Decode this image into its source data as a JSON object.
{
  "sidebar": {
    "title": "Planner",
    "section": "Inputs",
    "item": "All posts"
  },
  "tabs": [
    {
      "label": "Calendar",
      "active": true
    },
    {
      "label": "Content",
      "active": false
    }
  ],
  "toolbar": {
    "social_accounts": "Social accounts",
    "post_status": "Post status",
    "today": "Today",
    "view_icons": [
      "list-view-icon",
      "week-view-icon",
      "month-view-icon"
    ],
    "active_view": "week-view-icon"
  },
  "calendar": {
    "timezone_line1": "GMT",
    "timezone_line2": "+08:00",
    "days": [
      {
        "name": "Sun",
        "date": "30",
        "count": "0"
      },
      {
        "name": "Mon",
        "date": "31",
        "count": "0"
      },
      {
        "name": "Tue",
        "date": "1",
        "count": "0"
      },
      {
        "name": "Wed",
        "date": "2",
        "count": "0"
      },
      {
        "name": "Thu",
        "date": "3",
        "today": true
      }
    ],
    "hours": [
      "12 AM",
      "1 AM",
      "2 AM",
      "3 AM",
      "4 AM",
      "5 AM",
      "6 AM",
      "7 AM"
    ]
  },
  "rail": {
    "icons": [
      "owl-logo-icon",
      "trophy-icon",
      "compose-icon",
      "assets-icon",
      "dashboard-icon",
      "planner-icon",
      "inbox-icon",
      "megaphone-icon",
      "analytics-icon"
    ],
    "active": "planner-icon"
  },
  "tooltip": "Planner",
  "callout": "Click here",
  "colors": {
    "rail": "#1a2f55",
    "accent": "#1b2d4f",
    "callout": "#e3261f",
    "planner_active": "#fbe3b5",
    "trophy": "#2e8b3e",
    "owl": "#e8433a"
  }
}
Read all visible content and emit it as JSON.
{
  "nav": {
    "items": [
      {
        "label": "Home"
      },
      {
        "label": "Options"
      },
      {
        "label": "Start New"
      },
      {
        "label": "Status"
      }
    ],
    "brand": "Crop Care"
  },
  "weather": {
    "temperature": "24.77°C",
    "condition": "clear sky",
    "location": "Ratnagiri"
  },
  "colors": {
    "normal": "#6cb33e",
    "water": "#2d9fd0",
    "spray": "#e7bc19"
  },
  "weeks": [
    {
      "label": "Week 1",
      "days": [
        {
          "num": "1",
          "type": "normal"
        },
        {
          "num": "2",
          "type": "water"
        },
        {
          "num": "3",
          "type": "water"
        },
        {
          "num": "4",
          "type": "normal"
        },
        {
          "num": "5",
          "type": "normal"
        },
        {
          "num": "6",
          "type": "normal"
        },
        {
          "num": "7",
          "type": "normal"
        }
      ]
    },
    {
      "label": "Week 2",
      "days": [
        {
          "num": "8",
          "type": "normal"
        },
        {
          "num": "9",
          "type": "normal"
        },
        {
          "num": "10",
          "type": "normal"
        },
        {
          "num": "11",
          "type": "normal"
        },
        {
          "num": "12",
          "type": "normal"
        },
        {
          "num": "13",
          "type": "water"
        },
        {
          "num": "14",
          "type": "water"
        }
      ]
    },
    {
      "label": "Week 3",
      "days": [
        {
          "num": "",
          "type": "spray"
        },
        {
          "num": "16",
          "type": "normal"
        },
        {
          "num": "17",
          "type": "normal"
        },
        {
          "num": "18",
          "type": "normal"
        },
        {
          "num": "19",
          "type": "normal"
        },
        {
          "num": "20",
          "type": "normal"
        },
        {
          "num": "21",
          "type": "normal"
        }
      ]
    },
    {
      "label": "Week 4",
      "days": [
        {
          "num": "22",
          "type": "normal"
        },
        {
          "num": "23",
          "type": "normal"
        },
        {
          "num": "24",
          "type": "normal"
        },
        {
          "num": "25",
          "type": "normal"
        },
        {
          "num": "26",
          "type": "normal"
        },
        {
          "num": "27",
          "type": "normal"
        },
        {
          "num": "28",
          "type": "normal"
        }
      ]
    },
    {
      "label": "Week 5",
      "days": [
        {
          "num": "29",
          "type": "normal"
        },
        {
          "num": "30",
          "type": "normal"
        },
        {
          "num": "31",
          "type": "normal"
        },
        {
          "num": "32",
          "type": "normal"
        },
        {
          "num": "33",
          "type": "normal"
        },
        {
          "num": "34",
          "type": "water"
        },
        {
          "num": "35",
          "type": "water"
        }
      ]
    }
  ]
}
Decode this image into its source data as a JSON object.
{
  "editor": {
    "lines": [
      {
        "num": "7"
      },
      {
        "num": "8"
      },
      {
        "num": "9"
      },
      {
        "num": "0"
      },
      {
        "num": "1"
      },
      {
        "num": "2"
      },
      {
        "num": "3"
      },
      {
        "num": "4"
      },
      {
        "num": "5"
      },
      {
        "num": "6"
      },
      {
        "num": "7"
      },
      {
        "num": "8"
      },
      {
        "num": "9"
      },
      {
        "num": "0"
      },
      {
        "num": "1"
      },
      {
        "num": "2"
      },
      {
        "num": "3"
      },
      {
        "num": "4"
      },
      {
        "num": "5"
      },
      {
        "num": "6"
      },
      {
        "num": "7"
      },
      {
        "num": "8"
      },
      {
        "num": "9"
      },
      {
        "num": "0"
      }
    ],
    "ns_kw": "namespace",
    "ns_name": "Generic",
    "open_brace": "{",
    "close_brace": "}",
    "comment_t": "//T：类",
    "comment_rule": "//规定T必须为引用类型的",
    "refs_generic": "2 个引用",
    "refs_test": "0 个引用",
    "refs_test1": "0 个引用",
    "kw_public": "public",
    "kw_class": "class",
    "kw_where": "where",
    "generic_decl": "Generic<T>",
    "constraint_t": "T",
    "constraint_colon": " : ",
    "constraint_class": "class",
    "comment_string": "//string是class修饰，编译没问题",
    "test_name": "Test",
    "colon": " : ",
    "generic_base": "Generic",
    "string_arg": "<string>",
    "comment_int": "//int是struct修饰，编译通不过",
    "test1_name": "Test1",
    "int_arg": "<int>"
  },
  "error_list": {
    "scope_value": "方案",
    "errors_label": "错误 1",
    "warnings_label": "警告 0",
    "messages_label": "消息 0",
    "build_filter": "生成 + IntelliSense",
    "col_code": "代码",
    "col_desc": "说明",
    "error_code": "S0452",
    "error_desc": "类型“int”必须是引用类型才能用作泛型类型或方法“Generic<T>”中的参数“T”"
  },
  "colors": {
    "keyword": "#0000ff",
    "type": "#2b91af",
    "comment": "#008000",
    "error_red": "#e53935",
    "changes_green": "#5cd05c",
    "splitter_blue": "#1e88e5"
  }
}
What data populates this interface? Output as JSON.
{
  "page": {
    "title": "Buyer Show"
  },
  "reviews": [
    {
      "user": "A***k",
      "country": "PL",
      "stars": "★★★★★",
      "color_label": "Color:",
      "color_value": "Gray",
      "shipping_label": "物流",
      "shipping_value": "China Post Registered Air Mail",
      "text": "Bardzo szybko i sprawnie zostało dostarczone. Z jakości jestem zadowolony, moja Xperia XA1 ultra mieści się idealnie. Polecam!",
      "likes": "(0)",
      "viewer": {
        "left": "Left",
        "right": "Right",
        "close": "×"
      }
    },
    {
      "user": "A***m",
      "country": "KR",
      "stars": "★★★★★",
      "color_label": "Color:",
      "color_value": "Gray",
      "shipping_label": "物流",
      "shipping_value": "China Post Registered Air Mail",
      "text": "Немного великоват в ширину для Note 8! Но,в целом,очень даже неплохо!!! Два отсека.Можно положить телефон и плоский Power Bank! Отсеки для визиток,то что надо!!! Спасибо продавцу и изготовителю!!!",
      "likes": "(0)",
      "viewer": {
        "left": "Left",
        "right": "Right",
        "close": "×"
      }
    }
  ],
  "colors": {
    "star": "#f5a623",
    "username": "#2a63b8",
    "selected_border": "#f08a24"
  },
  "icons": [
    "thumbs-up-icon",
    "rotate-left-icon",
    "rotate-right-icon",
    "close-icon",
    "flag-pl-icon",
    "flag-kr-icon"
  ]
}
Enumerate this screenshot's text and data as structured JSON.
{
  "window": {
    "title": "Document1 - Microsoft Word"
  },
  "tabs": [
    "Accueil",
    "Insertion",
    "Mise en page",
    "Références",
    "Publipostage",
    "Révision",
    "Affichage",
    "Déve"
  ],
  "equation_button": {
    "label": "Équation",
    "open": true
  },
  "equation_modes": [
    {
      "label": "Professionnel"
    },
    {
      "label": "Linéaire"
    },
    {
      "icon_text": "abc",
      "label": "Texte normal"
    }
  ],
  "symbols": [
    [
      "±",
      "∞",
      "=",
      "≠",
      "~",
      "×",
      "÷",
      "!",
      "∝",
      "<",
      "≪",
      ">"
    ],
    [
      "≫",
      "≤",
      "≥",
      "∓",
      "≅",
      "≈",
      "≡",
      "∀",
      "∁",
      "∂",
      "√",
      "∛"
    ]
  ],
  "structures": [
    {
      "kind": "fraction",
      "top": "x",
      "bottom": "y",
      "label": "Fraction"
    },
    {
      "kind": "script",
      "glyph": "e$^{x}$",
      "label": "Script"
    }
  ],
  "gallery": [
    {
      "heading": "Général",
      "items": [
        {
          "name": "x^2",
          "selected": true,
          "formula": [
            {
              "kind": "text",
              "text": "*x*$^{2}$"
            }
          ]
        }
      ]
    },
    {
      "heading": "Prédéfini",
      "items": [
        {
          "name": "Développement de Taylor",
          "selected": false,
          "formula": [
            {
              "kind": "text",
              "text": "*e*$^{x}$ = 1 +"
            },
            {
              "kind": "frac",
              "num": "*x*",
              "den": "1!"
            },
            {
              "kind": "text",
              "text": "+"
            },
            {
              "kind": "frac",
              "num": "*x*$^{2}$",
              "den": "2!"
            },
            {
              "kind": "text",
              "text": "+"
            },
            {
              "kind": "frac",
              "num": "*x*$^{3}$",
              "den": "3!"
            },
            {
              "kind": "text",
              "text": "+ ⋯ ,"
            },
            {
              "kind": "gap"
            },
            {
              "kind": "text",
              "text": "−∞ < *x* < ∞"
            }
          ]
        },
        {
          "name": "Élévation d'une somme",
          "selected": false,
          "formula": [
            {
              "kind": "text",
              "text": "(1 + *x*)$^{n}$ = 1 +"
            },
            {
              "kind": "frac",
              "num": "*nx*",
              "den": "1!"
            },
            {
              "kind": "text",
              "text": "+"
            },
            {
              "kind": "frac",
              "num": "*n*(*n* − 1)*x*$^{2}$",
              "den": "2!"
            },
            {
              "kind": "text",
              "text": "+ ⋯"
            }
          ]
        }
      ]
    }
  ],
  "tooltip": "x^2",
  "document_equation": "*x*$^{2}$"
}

===

Of the lines in the data, how many contain the word "this"? Provide the number and nothing further.

4